**Recorded data:**
=======

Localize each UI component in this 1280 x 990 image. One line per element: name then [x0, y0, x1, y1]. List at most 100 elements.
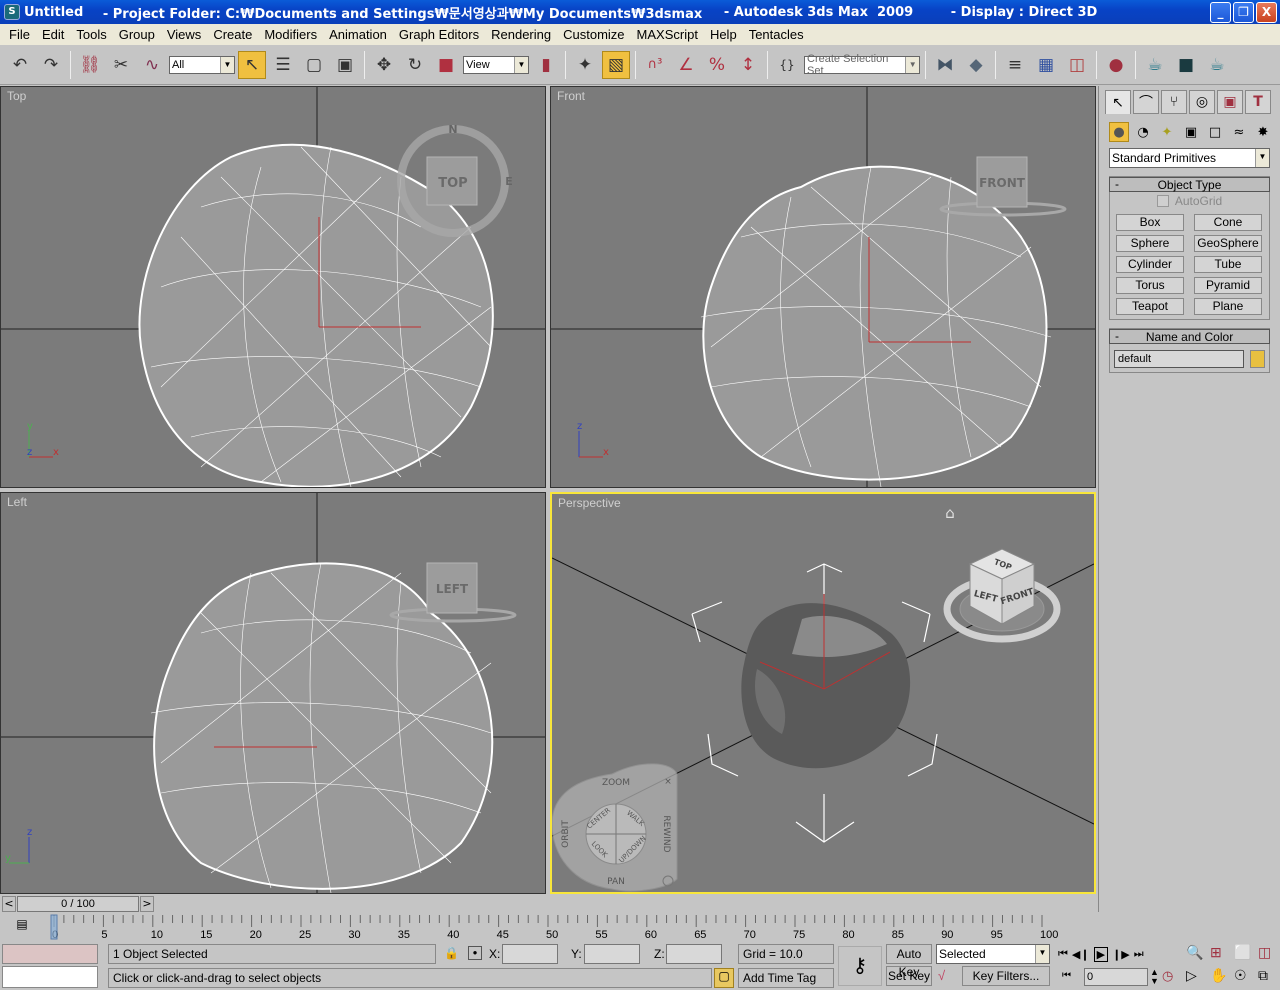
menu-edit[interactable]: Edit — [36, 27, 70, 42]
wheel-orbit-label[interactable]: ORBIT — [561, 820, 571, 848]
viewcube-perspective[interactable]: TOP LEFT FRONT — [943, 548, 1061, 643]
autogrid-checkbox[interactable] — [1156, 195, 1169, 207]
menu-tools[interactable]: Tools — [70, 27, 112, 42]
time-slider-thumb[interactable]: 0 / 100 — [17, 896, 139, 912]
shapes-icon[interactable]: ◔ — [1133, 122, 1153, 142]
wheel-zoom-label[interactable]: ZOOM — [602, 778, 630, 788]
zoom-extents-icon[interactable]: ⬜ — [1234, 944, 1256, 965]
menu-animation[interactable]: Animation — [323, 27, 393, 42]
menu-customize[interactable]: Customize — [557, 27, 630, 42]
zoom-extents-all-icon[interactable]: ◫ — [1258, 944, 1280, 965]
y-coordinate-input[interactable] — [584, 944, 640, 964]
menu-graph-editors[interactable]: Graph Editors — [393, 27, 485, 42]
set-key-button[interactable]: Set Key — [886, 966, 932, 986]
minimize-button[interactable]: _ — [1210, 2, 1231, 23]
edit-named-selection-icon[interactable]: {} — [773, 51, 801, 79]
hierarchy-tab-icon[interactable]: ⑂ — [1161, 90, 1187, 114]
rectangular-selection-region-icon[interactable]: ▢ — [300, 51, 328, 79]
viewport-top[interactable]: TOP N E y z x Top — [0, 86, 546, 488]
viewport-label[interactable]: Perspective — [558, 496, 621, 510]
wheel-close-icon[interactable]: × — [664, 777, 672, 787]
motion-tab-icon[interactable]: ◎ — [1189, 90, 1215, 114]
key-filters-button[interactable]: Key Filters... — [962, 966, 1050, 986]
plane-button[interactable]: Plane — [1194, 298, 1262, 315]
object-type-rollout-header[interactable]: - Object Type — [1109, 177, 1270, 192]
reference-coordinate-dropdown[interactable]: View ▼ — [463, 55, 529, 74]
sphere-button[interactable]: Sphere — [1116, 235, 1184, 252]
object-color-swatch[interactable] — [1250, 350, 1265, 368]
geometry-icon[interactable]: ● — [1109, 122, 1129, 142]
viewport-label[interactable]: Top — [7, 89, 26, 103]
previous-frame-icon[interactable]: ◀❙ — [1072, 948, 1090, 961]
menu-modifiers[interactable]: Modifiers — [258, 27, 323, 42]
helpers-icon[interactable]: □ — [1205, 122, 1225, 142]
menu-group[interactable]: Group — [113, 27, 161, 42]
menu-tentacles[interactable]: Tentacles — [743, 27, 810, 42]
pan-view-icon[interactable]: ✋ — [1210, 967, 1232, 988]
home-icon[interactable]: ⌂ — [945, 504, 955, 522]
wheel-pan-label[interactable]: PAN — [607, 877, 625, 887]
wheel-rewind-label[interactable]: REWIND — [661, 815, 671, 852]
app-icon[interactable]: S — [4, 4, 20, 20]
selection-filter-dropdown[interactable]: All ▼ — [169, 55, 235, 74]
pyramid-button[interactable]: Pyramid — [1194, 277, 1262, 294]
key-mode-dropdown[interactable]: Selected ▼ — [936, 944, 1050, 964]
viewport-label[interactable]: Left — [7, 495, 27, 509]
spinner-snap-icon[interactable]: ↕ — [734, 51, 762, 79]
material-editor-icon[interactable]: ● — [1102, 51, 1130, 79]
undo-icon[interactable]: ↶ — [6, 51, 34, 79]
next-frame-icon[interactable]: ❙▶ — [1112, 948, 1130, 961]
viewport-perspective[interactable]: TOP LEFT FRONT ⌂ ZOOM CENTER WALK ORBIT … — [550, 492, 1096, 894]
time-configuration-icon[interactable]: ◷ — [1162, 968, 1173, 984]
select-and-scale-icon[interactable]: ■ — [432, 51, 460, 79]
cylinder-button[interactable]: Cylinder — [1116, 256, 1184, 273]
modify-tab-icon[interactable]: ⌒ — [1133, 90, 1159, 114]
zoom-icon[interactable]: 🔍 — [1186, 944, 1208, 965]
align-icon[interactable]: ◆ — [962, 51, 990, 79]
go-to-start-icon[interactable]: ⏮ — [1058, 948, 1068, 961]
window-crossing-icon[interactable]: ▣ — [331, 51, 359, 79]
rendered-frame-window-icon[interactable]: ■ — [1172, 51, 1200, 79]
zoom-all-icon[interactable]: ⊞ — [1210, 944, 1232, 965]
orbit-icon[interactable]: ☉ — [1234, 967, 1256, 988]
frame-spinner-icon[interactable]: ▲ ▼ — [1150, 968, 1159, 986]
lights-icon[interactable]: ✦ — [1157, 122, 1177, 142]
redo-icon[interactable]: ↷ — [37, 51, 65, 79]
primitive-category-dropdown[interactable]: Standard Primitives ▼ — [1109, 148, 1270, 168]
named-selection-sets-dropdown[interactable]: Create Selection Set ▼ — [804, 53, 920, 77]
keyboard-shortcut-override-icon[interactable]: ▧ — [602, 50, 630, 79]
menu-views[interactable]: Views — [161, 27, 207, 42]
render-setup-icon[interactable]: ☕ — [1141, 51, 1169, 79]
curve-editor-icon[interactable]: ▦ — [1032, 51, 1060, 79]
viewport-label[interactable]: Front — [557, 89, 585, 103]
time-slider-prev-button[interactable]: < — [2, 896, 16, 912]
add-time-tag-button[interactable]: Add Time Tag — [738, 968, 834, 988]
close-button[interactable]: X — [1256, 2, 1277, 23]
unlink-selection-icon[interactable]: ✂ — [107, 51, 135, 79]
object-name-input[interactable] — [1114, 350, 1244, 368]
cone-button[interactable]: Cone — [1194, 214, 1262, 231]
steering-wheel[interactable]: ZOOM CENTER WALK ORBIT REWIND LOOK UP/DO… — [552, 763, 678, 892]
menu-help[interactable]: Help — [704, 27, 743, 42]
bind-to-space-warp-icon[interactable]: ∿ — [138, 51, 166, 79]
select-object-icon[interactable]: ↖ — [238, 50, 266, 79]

=======

**Set task:** Render the items from the line with "menu-edit[interactable]: Edit —" to the line with "object-type-rollout-header[interactable]: - Object", both ends included, as a Markdown table with the columns Row and Line, one numbered row per line and blank lines omitted.

**Exercise result:**
| Row | Line |
|---|---|
| 1 | menu-edit[interactable]: Edit — [36, 27, 70, 42] |
| 2 | wheel-orbit-label[interactable]: ORBIT — [561, 820, 571, 848] |
| 3 | viewcube-perspective[interactable]: TOP LEFT FRONT — [943, 548, 1061, 643] |
| 4 | autogrid-checkbox[interactable] — [1156, 195, 1169, 207] |
| 5 | menu-tools[interactable]: Tools — [70, 27, 112, 42] |
| 6 | time-slider-thumb[interactable]: 0 / 100 — [17, 896, 139, 912] |
| 7 | shapes-icon[interactable]: ◔ — [1133, 122, 1153, 142] |
| 8 | wheel-zoom-label[interactable]: ZOOM — [602, 778, 630, 788] |
| 9 | zoom-extents-icon[interactable]: ⬜ — [1234, 944, 1256, 965] |
| 10 | menu-animation[interactable]: Animation — [323, 27, 393, 42] |
| 11 | menu-customize[interactable]: Customize — [557, 27, 630, 42] |
| 12 | zoom-extents-all-icon[interactable]: ◫ — [1258, 944, 1280, 965] |
| 13 | y-coordinate-input[interactable] — [584, 944, 640, 964] |
| 14 | menu-graph-editors[interactable]: Graph Editors — [393, 27, 485, 42] |
| 15 | set-key-button[interactable]: Set Key — [886, 966, 932, 986] |
| 16 | minimize-button[interactable]: _ — [1210, 2, 1231, 23] |
| 17 | edit-named-selection-icon[interactable]: {} — [773, 51, 801, 79] |
| 18 | hierarchy-tab-icon[interactable]: ⑂ — [1161, 90, 1187, 114] |
| 19 | rectangular-selection-region-icon[interactable]: ▢ — [300, 51, 328, 79] |
| 20 | viewport-top[interactable]: TOP N E y z x Top — [0, 86, 546, 488] |
| 21 | viewport-label[interactable]: Perspective — [558, 496, 621, 510] |
| 22 | wheel-close-icon[interactable]: × — [664, 777, 672, 787] |
| 23 | motion-tab-icon[interactable]: ◎ — [1189, 90, 1215, 114] |
| 24 | key-filters-button[interactable]: Key Filters... — [962, 966, 1050, 986] |
| 25 | plane-button[interactable]: Plane — [1194, 298, 1262, 315] |
| 26 | object-type-rollout-header[interactable]: - Object Type — [1109, 177, 1270, 192] |